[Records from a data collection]
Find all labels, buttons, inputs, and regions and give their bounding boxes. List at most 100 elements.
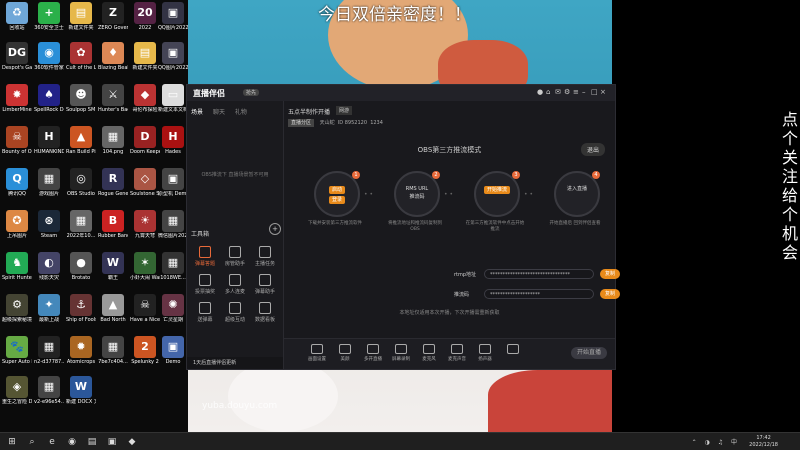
bottom-tool[interactable]: 多开直播 bbox=[360, 344, 386, 362]
room-tag[interactable]: 网游 bbox=[336, 106, 353, 115]
desktop-icon[interactable]: DGDespot's Game bbox=[2, 42, 32, 71]
bottom-tool[interactable]: 美颜 bbox=[332, 344, 358, 362]
desktop-icon[interactable]: ● Brotato bbox=[66, 252, 96, 281]
start-live-button[interactable]: 开始直播 bbox=[571, 347, 607, 359]
desktop-icon[interactable]: ▤ 新建文件夹 bbox=[130, 42, 160, 71]
desktop-icon[interactable]: ▦ v2-e96e54... bbox=[34, 376, 64, 405]
bottom-tool[interactable]: 屏幕录制 bbox=[388, 344, 414, 362]
desktop-icon[interactable]: ◐ 残影天灾 bbox=[34, 252, 64, 281]
desktop-icon[interactable]: ✶小虾大闹 Warpips bbox=[130, 252, 160, 281]
copy-stream-key-button[interactable]: 复制 bbox=[600, 289, 620, 299]
desktop-icon[interactable]: ▦ 104.png bbox=[98, 126, 128, 155]
desktop-icon[interactable]: ♻ 回收站 bbox=[2, 2, 32, 31]
desktop-icon[interactable]: ▦微信图片2022... bbox=[158, 210, 188, 239]
menu-icon[interactable]: ≡ bbox=[573, 88, 582, 96]
desktop-icon[interactable]: ▦ 1018WE... bbox=[158, 252, 188, 281]
desktop-icon[interactable]: ◈重生之冒险 Demo bbox=[2, 376, 32, 405]
gift-icon[interactable]: ⌂ bbox=[546, 88, 555, 96]
desktop-icon[interactable]: ♠SpellRock Demonic... bbox=[34, 84, 64, 113]
bottom-tool[interactable] bbox=[500, 344, 526, 356]
system-tray[interactable]: ⌃ ◑ ♫ 中 bbox=[692, 437, 740, 446]
desktop-icon[interactable]: ☠Bounty of One bbox=[2, 126, 32, 155]
desktop-icon[interactable]: ◉ 360软件管家 bbox=[34, 42, 64, 71]
rtmp-field[interactable]: ******************************** bbox=[484, 269, 594, 279]
toolbox-item[interactable]: 主播任务 bbox=[251, 246, 279, 267]
desktop-icon[interactable]: ✹ Atomicrops bbox=[66, 336, 96, 365]
desktop-icon[interactable]: ☀ 九霄天穹 bbox=[130, 210, 160, 239]
desktop-icon[interactable]: ♞ Spirit Hunter bbox=[2, 252, 32, 281]
edge-icon[interactable]: e bbox=[46, 436, 58, 448]
desktop-icon[interactable]: ✪ 上吊图片 bbox=[2, 210, 32, 239]
desktop-icon[interactable]: Q 腾讯QQ bbox=[2, 168, 32, 197]
desktop-icon[interactable]: ▦ 7be7c404... bbox=[98, 336, 128, 365]
desktop-icon[interactable]: ▣ 原型机 Demo bbox=[158, 168, 188, 197]
minimize-icon[interactable]: – bbox=[582, 88, 591, 96]
bottom-tool[interactable]: 画面设置 bbox=[304, 344, 330, 362]
toolbox-add-button[interactable]: + bbox=[269, 223, 281, 235]
folder-icon[interactable]: ▤ bbox=[86, 436, 98, 448]
desktop-icon[interactable]: RRogue Genesia bbox=[98, 168, 128, 197]
desktop-icon[interactable]: ◇Soulstone Survivors bbox=[130, 168, 160, 197]
bottom-tool[interactable]: 麦克声音 bbox=[444, 344, 470, 362]
taskbar-clock[interactable]: 17:42 2022/12/18 bbox=[749, 435, 778, 449]
desktop-icon[interactable]: ▤ 新建文件夹 bbox=[66, 2, 96, 31]
desktop-icon[interactable]: ▦ 2022年10... bbox=[66, 210, 96, 239]
desktop-icon[interactable]: 20 2022 bbox=[130, 2, 160, 31]
search-icon[interactable]: ⌕ bbox=[26, 436, 38, 448]
desktop-icon[interactable]: ZZERO Govern.exe bbox=[98, 2, 128, 31]
toolbox-item[interactable]: 弹幕助手 bbox=[251, 274, 279, 295]
desktop-icon[interactable]: ⚙超级探索秘境 Project Zero bbox=[2, 294, 32, 323]
desktop-icon[interactable]: ▣QQ图片2022... bbox=[158, 2, 188, 31]
windows-start-icon[interactable]: ⊞ bbox=[6, 436, 18, 448]
obs-taskbar-icon[interactable]: ◉ bbox=[66, 436, 78, 448]
store-icon[interactable]: ▣ bbox=[106, 436, 118, 448]
toolbox-item[interactable]: 多人连麦 bbox=[221, 274, 249, 295]
desktop-icon[interactable]: W 霸王 bbox=[98, 252, 128, 281]
desktop-icon[interactable]: ◆ 哥伦布探险 bbox=[130, 84, 160, 113]
bottom-tool[interactable]: 扬声器 bbox=[472, 344, 498, 362]
desktop-icon[interactable]: ▭ 新建文本文档 bbox=[158, 84, 188, 113]
mail-icon[interactable]: ✉ bbox=[555, 88, 564, 96]
app-taskbar-icon[interactable]: ◆ bbox=[126, 436, 138, 448]
close-icon[interactable]: × bbox=[600, 88, 609, 96]
toolbox-item[interactable]: 弹幕答题 bbox=[191, 246, 219, 267]
version-badge[interactable]: 抢先 bbox=[243, 89, 260, 96]
desktop-icon[interactable]: W新建 DOCX 文档 bbox=[66, 376, 96, 405]
toolbox-item[interactable]: 房管助手 bbox=[221, 246, 249, 267]
bottom-tool[interactable]: 麦克风 bbox=[416, 344, 442, 362]
desktop-icon[interactable]: ◎ OBS Studio bbox=[66, 168, 96, 197]
desktop-icon[interactable]: ▣QQ图片2022... bbox=[158, 42, 188, 71]
stream-key-field[interactable]: ******************** bbox=[484, 289, 594, 299]
exit-obs-mode-button[interactable]: 退出 bbox=[580, 143, 605, 156]
desktop-icon[interactable]: ⚔Hunter's Backpack bbox=[98, 84, 128, 113]
toolbox-item[interactable]: 超级互动 bbox=[221, 302, 249, 323]
toolbox-item[interactable]: 投票抽奖 bbox=[191, 274, 219, 295]
desktop-icon[interactable]: ✺ 亡灵星期 bbox=[158, 294, 188, 323]
desktop-icon[interactable]: ⚓ Ship of Fools bbox=[66, 294, 96, 323]
desktop-icon[interactable]: ☻Soulpop SM breakers bbox=[66, 84, 96, 113]
tab-gifts[interactable]: 礼物 bbox=[235, 109, 247, 116]
desktop-icon[interactable]: BRubber Bandits bbox=[98, 210, 128, 239]
desktop-icon[interactable]: ✿Cult of the Lamb bbox=[66, 42, 96, 71]
desktop-icon[interactable]: 2 Spelunky 2 bbox=[130, 336, 160, 365]
desktop-icon[interactable]: ▲ Bad North bbox=[98, 294, 128, 323]
settings-icon[interactable]: ⚙ bbox=[564, 88, 573, 96]
tab-chat[interactable]: 聊天 bbox=[213, 109, 225, 116]
tab-scene[interactable]: 场景 bbox=[191, 109, 203, 116]
toolbox-item[interactable]: 数据看板 bbox=[251, 302, 279, 323]
maximize-icon[interactable]: □ bbox=[591, 88, 600, 96]
desktop-icon[interactable]: DDoom Keeper bbox=[130, 126, 160, 155]
room-category[interactable]: 直播分区 bbox=[288, 119, 315, 127]
desktop-icon[interactable]: ▣ Demo bbox=[158, 336, 188, 365]
copy-rtmp-button[interactable]: 复制 bbox=[600, 269, 620, 279]
desktop-icon[interactable]: +360安全卫士 bbox=[34, 2, 64, 31]
desktop-icon[interactable]: ☠Have a Nice Death bbox=[130, 294, 160, 323]
desktop-icon[interactable]: H Hades bbox=[158, 126, 188, 155]
desktop-icon[interactable]: ▦ n2-d37787... bbox=[34, 336, 64, 365]
desktop-icon[interactable]: H HUMANKIND bbox=[34, 126, 64, 155]
desktop-icon[interactable]: ⊛ Steam bbox=[34, 210, 64, 239]
update-notice[interactable]: 1天后直播伴侣更新 bbox=[187, 357, 283, 369]
room-title[interactable]: 五点半制作开播 bbox=[288, 107, 330, 116]
desktop-icon[interactable]: ♦Blazing Beaks bbox=[98, 42, 128, 71]
desktop-icon[interactable]: ✦ 最新上战 bbox=[34, 294, 64, 323]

• [INSTRUCTIONS FOR THE TASK]: Among the lines above, list those that contain the word "item".

• [ANSWER]:
toolbox-item[interactable]: 主播任务 bbox=[251, 246, 279, 267]
toolbox-item[interactable]: 弹幕助手 bbox=[251, 274, 279, 295]
toolbox-item[interactable]: 多人连麦 bbox=[221, 274, 249, 295]
toolbox-item[interactable]: 弹幕答题 bbox=[191, 246, 219, 267]
toolbox-item[interactable]: 房管助手 bbox=[221, 246, 249, 267]
toolbox-item[interactable]: 超级互动 bbox=[221, 302, 249, 323]
toolbox-item[interactable]: 投票抽奖 bbox=[191, 274, 219, 295]
toolbox-item[interactable]: 数据看板 bbox=[251, 302, 279, 323]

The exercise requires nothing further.